** begin Information supplied **

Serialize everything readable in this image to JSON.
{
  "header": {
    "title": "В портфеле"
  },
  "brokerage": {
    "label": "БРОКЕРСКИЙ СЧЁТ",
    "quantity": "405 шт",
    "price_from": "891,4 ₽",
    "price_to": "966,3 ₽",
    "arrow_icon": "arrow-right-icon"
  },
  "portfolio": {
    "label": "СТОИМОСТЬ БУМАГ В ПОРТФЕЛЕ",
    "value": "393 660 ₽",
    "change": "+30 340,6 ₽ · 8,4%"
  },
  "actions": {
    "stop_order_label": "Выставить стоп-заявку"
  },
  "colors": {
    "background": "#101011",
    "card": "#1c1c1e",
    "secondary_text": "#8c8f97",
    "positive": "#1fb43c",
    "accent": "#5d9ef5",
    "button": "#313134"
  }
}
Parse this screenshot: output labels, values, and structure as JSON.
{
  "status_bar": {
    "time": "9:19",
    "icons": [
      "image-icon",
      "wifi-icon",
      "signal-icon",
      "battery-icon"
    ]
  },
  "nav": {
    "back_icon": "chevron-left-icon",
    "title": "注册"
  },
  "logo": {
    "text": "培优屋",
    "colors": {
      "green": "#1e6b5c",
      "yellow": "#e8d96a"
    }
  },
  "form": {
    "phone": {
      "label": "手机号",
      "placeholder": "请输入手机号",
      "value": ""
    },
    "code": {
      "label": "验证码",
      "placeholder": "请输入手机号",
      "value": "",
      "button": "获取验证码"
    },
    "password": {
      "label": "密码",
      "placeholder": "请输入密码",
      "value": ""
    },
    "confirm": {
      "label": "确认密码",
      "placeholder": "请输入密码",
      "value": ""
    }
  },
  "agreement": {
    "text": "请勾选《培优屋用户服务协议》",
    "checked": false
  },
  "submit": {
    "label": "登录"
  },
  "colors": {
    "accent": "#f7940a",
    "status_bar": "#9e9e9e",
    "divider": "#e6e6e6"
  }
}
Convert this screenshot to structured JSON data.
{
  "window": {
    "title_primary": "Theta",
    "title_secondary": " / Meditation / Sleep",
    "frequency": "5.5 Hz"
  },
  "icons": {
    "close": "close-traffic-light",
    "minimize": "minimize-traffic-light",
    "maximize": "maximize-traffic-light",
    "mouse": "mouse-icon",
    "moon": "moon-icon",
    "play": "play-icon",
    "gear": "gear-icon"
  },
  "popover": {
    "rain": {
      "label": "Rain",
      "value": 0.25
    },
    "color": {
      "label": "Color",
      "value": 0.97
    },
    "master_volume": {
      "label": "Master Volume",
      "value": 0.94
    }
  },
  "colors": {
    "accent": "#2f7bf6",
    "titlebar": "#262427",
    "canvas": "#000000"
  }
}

** end Information supplied **

▶ Short exercise
Determine how many lines of the data contain the word "screenshot", and reply with that number only.

▶ Final result
2